Your objective:
Your task is to output the listing word for word, with pictures excluded.

Records excerpted from a collection:

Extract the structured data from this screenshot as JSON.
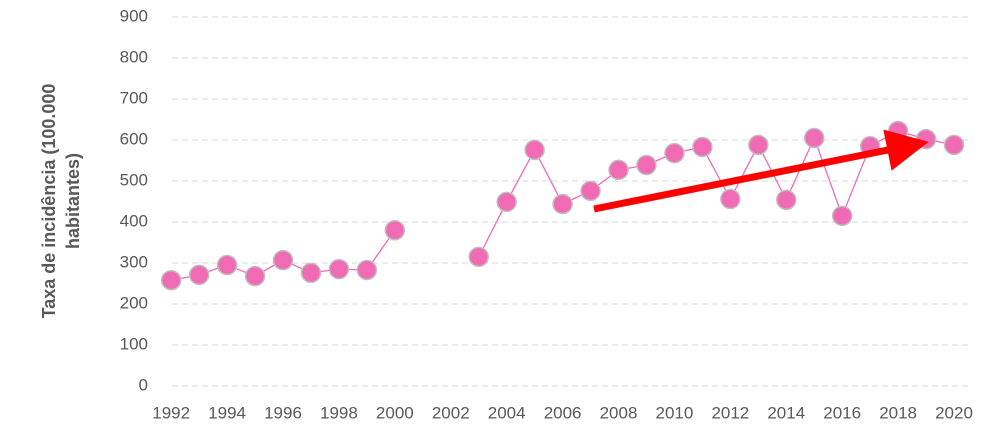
{
  "chart_data": {
    "type": "line",
    "ylabel": [
      "Taxa de incidência (100.000",
      "habitantes)"
    ],
    "x": [
      1992,
      1993,
      1994,
      1995,
      1996,
      1997,
      1998,
      1999,
      2000,
      2001,
      2002,
      2003,
      2004,
      2005,
      2006,
      2007,
      2008,
      2009,
      2010,
      2011,
      2012,
      2013,
      2014,
      2015,
      2016,
      2017,
      2018,
      2019,
      2020
    ],
    "series": [
      {
        "name": "Taxa de incidência",
        "color": "#f06ab4",
        "values": [
          258,
          271,
          295,
          268,
          307,
          276,
          285,
          283,
          380,
          null,
          null,
          315,
          449,
          576,
          444,
          476,
          527,
          539,
          568,
          583,
          456,
          588,
          454,
          605,
          415,
          585,
          622,
          602,
          588
        ]
      }
    ],
    "xlim": [
      1991.6,
      2020.5
    ],
    "xticks": [
      1992,
      1994,
      1996,
      1998,
      2000,
      2002,
      2004,
      2006,
      2008,
      2010,
      2012,
      2014,
      2016,
      2018,
      2020
    ],
    "ylim": [
      0,
      900
    ],
    "yticks": [
      0,
      100,
      200,
      300,
      400,
      500,
      600,
      700,
      800,
      900
    ],
    "grid": true
  }
}
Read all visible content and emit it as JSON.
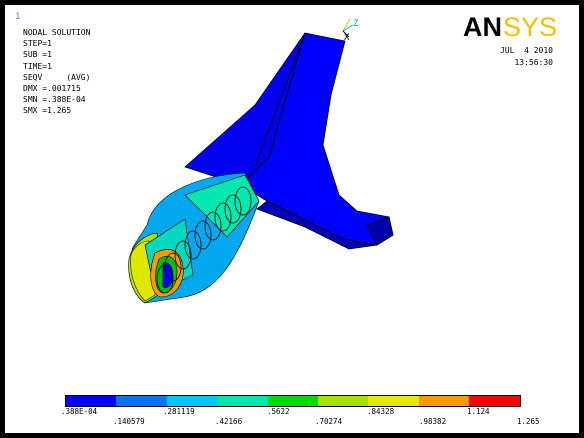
{
  "window": {
    "number": "1"
  },
  "info": {
    "title": "NODAL SOLUTION",
    "lines": [
      "STEP=1",
      "SUB =1",
      "TIME=1",
      "SEQV     (AVG)",
      "DMX =.001715",
      "SMN =.388E-04",
      "SMX =1.265"
    ]
  },
  "brand": {
    "logo": "ANSYS"
  },
  "datetime": {
    "date": "JUL  4 2010",
    "time": "13:56:30"
  },
  "triad": {
    "z_label": "Z",
    "x_label": "X"
  },
  "legend": {
    "colors": [
      "#0000ff",
      "#0077ee",
      "#00c8ff",
      "#00e8b0",
      "#00dd00",
      "#a8e000",
      "#e8e800",
      "#ff9900",
      "#ff0000"
    ],
    "labels_bottom": [
      ".388E-04",
      ".281119",
      ".5622",
      ".84328",
      "1.124"
    ],
    "labels_top": [
      ".140579",
      ".42166",
      ".70274",
      ".98382",
      "1.265"
    ]
  }
}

Answer in full:
Extract the structured data from this screenshot as JSON.
{
  "chart_data": {
    "type": "line",
    "ylabel": [
      "Taxa de incidência (100.000",
      "habitantes)"
    ],
    "x": [
      1992,
      1993,
      1994,
      1995,
      1996,
      1997,
      1998,
      1999,
      2000,
      2001,
      2002,
      2003,
      2004,
      2005,
      2006,
      2007,
      2008,
      2009,
      2010,
      2011,
      2012,
      2013,
      2014,
      2015,
      2016,
      2017,
      2018,
      2019,
      2020
    ],
    "series": [
      {
        "name": "Taxa de incidência",
        "color": "#f06ab4",
        "values": [
          258,
          271,
          295,
          268,
          307,
          276,
          285,
          283,
          380,
          null,
          null,
          315,
          449,
          576,
          444,
          476,
          527,
          539,
          568,
          583,
          456,
          588,
          454,
          605,
          415,
          585,
          622,
          602,
          588
        ]
      }
    ],
    "xlim": [
      1991.6,
      2020.5
    ],
    "xticks": [
      1992,
      1994,
      1996,
      1998,
      2000,
      2002,
      2004,
      2006,
      2008,
      2010,
      2012,
      2014,
      2016,
      2018,
      2020
    ],
    "ylim": [
      0,
      900
    ],
    "yticks": [
      0,
      100,
      200,
      300,
      400,
      500,
      600,
      700,
      800,
      900
    ],
    "grid": true
  }
}
Read all visible content and emit it as JSON.
{
  "window": {
    "number": "1"
  },
  "info": {
    "title": "NODAL SOLUTION",
    "lines": [
      "STEP=1",
      "SUB =1",
      "TIME=1",
      "SEQV     (AVG)",
      "DMX =.001715",
      "SMN =.388E-04",
      "SMX =1.265"
    ]
  },
  "brand": {
    "logo": "ANSYS"
  },
  "datetime": {
    "date": "JUL  4 2010",
    "time": "13:56:30"
  },
  "triad": {
    "z_label": "Z",
    "x_label": "X"
  },
  "legend": {
    "colors": [
      "#0000ff",
      "#0077ee",
      "#00c8ff",
      "#00e8b0",
      "#00dd00",
      "#a8e000",
      "#e8e800",
      "#ff9900",
      "#ff0000"
    ],
    "labels_bottom": [
      ".388E-04",
      ".281119",
      ".5622",
      ".84328",
      "1.124"
    ],
    "labels_top": [
      ".140579",
      ".42166",
      ".70274",
      ".98382",
      "1.265"
    ]
  }
}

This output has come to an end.